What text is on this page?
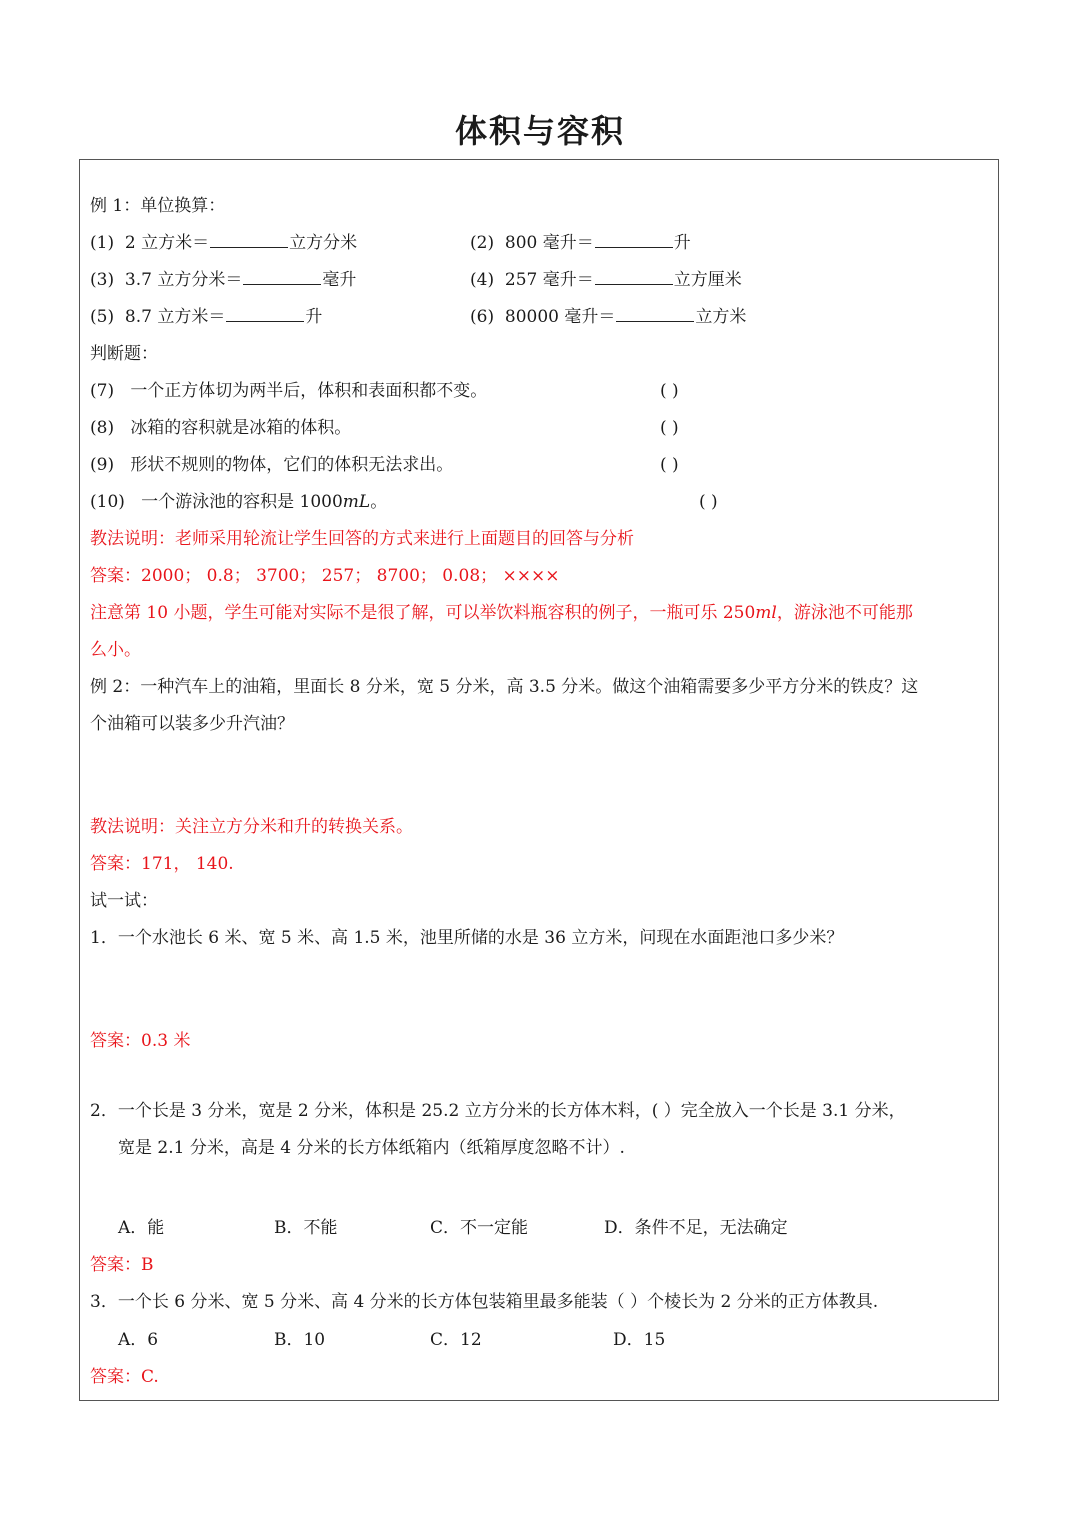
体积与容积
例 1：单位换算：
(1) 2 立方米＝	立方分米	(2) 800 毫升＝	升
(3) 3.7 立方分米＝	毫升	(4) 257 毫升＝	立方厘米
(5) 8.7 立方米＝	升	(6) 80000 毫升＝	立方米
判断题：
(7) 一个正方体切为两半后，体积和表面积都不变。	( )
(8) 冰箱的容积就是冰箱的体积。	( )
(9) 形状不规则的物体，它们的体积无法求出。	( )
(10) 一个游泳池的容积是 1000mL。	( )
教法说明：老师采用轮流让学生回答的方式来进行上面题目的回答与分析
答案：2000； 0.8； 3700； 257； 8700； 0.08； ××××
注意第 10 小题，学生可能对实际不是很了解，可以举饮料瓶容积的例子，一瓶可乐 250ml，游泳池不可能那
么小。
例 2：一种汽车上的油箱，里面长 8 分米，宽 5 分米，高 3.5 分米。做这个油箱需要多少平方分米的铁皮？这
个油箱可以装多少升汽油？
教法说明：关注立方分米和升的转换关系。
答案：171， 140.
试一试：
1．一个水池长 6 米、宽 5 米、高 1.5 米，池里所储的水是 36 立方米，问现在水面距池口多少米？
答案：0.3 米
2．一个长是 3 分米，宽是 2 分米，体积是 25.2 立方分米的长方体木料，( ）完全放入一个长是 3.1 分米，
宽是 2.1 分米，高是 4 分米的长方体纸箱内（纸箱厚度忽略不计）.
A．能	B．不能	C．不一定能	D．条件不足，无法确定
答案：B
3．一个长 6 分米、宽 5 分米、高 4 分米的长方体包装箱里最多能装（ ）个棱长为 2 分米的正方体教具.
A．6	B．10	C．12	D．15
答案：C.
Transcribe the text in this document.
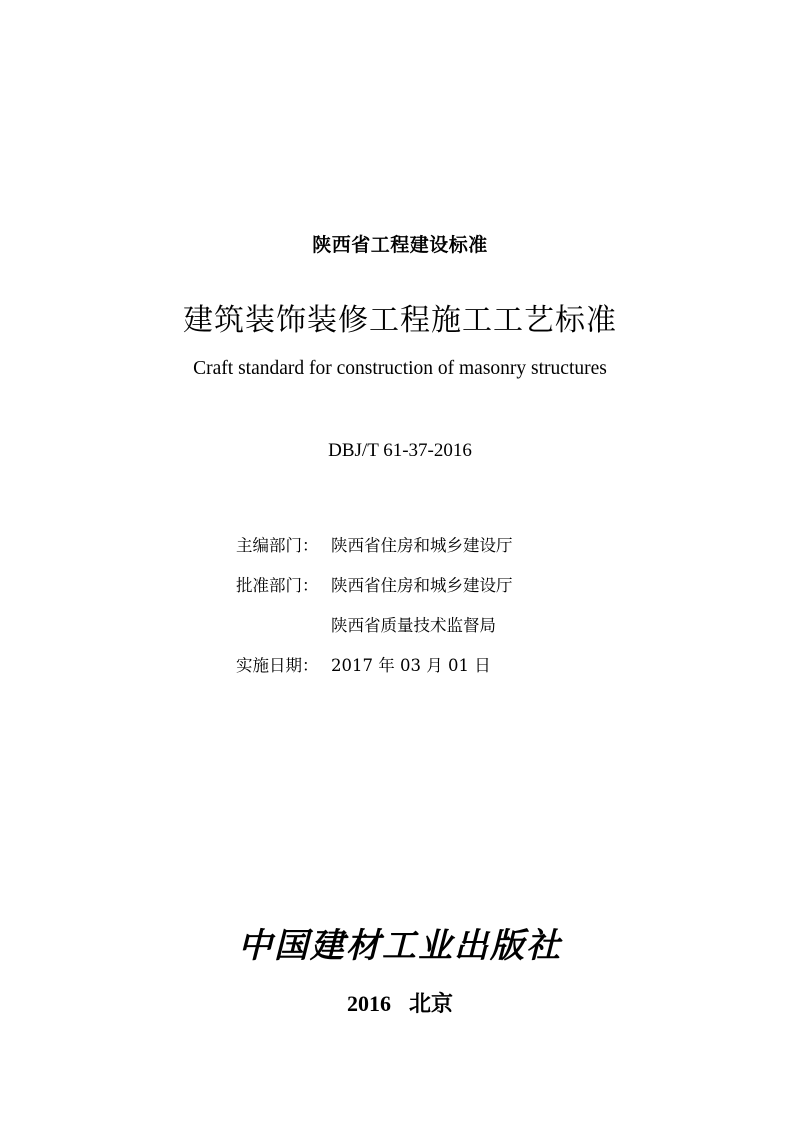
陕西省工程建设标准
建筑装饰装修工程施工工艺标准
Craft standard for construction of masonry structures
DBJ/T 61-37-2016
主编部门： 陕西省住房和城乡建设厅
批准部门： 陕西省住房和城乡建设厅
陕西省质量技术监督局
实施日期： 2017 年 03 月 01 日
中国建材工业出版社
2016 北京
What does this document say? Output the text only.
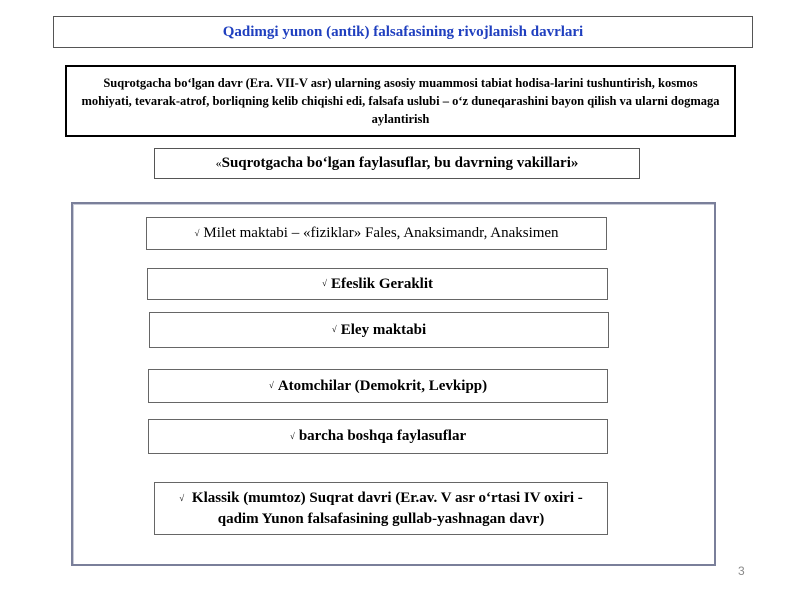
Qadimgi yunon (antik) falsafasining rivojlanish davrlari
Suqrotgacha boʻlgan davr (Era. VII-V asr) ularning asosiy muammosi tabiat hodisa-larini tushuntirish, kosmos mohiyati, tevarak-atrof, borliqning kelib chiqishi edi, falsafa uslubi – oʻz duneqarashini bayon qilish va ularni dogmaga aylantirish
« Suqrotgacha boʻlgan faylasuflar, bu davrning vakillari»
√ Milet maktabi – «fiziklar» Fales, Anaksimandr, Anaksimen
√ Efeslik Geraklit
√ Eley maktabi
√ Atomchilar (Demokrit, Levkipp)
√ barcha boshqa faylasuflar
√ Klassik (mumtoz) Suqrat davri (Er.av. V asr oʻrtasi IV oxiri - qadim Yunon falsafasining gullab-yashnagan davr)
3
────────────────
■ Aim of the exercise
Each record must be quoted in full and exactly. Do not include the pictures.

■ Result
What text is on this page?
体积与容积
例 1：单位换算：
(1) 2 立方米＝	立方分米	(2) 800 毫升＝	升
(3) 3.7 立方分米＝	毫升	(4) 257 毫升＝	立方厘米
(5) 8.7 立方米＝	升	(6) 80000 毫升＝	立方米
判断题：
(7) 一个正方体切为两半后，体积和表面积都不变。	( )
(8) 冰箱的容积就是冰箱的体积。	( )
(9) 形状不规则的物体，它们的体积无法求出。	( )
(10) 一个游泳池的容积是 1000mL。	( )
教法说明：老师采用轮流让学生回答的方式来进行上面题目的回答与分析
答案：2000； 0.8； 3700； 257； 8700； 0.08； ××××
注意第 10 小题，学生可能对实际不是很了解，可以举饮料瓶容积的例子，一瓶可乐 250ml，游泳池不可能那
么小。
例 2：一种汽车上的油箱，里面长 8 分米，宽 5 分米，高 3.5 分米。做这个油箱需要多少平方分米的铁皮？这
个油箱可以装多少升汽油？
教法说明：关注立方分米和升的转换关系。
答案：171， 140.
试一试：
1．一个水池长 6 米、宽 5 米、高 1.5 米，池里所储的水是 36 立方米，问现在水面距池口多少米？
答案：0.3 米
2．一个长是 3 分米，宽是 2 分米，体积是 25.2 立方分米的长方体木料，( ）完全放入一个长是 3.1 分米，
宽是 2.1 分米，高是 4 分米的长方体纸箱内（纸箱厚度忽略不计）.
A．能	B．不能	C．不一定能	D．条件不足，无法确定
答案：B
3．一个长 6 分米、宽 5 分米、高 4 分米的长方体包装箱里最多能装（ ）个棱长为 2 分米的正方体教具.
A．6	B．10	C．12	D．15
答案：C.
Transcribe the text in this document.
陕西省工程建设标准
建筑装饰装修工程施工工艺标准
Craft standard for construction of masonry structures
DBJ/T 61-37-2016
主编部门： 陕西省住房和城乡建设厅
批准部门： 陕西省住房和城乡建设厅
陕西省质量技术监督局
实施日期： 2017 年 03 月 01 日
中国建材工业出版社
2016 北京
What does this document say? Output the text only.
Qadimgi yunon (antik) falsafasining rivojlanish davrlari
Suqrotgacha boʻlgan davr (Era. VII-V asr) ularning asosiy muammosi tabiat hodisa-larini tushuntirish, kosmos mohiyati, tevarak-atrof, borliqning kelib chiqishi edi, falsafa uslubi – oʻz duneqarashini bayon qilish va ularni dogmaga aylantirish
« Suqrotgacha boʻlgan faylasuflar, bu davrning vakillari»
√ Milet maktabi – «fiziklar» Fales, Anaksimandr, Anaksimen
√ Efeslik Geraklit
√ Eley maktabi
√ Atomchilar (Demokrit, Levkipp)
√ barcha boshqa faylasuflar
√ Klassik (mumtoz) Suqrat davri (Er.av. V asr oʻrtasi IV oxiri - qadim Yunon falsafasining gullab-yashnagan davr)
3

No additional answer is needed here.